(Stored entries)
** START **

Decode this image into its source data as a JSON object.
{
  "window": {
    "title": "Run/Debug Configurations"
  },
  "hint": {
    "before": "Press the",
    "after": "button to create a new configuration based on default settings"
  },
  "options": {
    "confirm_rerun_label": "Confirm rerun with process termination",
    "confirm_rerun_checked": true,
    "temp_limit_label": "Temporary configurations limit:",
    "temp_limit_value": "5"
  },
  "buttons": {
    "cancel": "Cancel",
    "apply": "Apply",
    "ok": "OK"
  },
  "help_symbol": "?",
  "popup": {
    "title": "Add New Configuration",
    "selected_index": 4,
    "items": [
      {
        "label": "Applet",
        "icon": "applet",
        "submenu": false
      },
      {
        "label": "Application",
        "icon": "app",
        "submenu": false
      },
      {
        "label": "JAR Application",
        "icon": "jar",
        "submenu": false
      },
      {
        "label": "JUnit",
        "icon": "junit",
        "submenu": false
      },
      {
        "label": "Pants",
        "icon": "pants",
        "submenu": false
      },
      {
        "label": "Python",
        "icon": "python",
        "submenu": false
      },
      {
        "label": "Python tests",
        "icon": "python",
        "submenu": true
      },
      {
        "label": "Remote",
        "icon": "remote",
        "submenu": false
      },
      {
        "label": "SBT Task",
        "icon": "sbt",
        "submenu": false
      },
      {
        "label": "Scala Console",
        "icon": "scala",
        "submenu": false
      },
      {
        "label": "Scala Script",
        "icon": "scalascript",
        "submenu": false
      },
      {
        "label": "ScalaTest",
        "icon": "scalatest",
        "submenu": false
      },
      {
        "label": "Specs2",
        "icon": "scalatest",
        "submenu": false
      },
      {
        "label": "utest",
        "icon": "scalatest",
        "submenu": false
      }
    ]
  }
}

** END **

### Given request
Give the number of lines containing the word "true". No other answer is needed.

### The output
2